WHAT THE EXERCISE ASKS: Reproduce every entry below precisely. Pictures are excluded from the copy.

━━━━

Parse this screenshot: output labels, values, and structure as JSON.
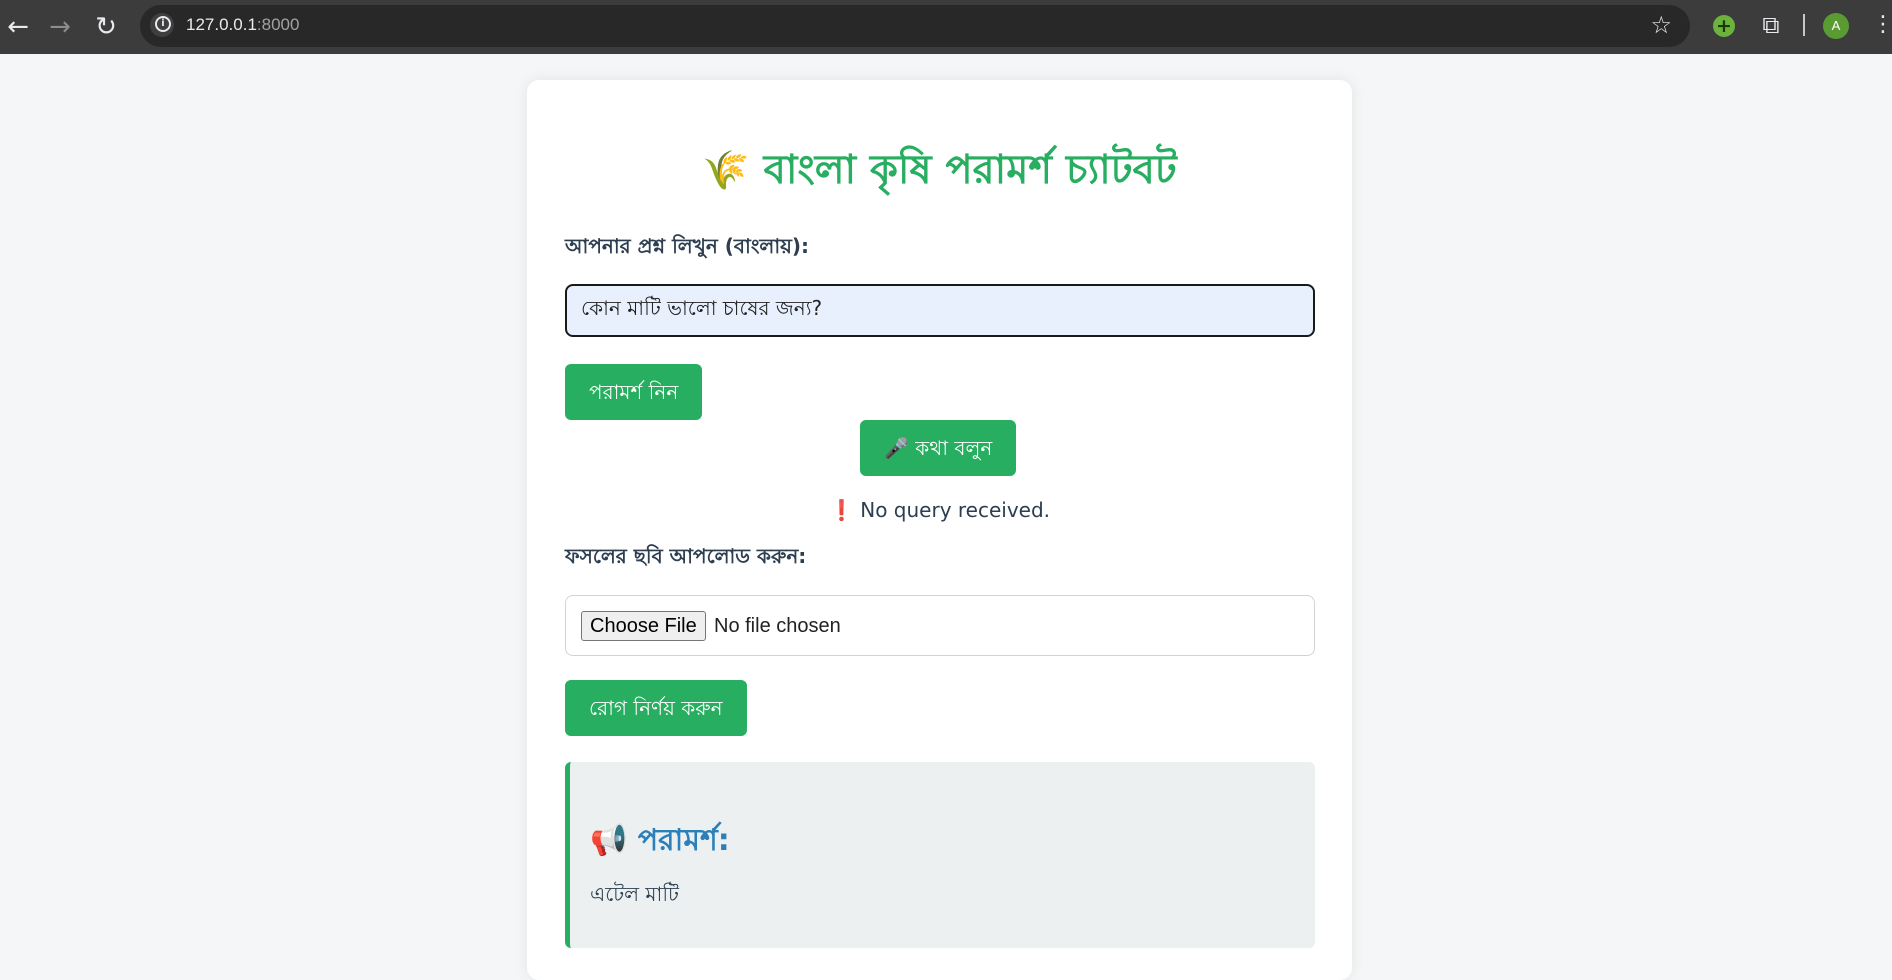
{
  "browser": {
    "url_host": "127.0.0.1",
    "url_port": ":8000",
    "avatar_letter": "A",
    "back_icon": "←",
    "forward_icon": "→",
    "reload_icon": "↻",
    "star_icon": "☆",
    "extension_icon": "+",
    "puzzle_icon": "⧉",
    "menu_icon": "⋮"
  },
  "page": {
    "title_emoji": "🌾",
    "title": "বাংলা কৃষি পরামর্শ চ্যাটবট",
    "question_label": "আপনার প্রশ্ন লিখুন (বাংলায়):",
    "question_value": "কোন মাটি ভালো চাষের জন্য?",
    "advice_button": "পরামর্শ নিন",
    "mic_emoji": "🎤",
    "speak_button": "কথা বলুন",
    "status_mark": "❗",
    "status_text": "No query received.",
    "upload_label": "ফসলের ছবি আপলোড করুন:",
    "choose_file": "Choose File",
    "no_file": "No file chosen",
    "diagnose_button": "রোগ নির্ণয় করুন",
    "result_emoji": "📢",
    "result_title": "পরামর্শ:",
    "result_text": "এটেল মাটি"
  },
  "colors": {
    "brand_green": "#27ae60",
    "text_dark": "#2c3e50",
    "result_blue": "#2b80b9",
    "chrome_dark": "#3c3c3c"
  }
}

━━━━

SOLUTION BELOW:
Parse this screenshot: output labels, values, and structure as JSON.
{
  "browser": {
    "url_host": "127.0.0.1",
    "url_port": ":8000",
    "avatar_letter": "A",
    "back_icon": "←",
    "forward_icon": "→",
    "reload_icon": "↻",
    "star_icon": "☆",
    "extension_icon": "+",
    "puzzle_icon": "⧉",
    "menu_icon": "⋮"
  },
  "page": {
    "title_emoji": "🌾",
    "title": "বাংলা কৃষি পরামর্শ চ্যাটবট",
    "question_label": "আপনার প্রশ্ন লিখুন (বাংলায়):",
    "question_value": "কোন মাটি ভালো চাষের জন্য?",
    "advice_button": "পরামর্শ নিন",
    "mic_emoji": "🎤",
    "speak_button": "কথা বলুন",
    "status_mark": "❗",
    "status_text": "No query received.",
    "upload_label": "ফসলের ছবি আপলোড করুন:",
    "choose_file": "Choose File",
    "no_file": "No file chosen",
    "diagnose_button": "রোগ নির্ণয় করুন",
    "result_emoji": "📢",
    "result_title": "পরামর্শ:",
    "result_text": "এটেল মাটি"
  },
  "colors": {
    "brand_green": "#27ae60",
    "text_dark": "#2c3e50",
    "result_blue": "#2b80b9",
    "chrome_dark": "#3c3c3c"
  }
}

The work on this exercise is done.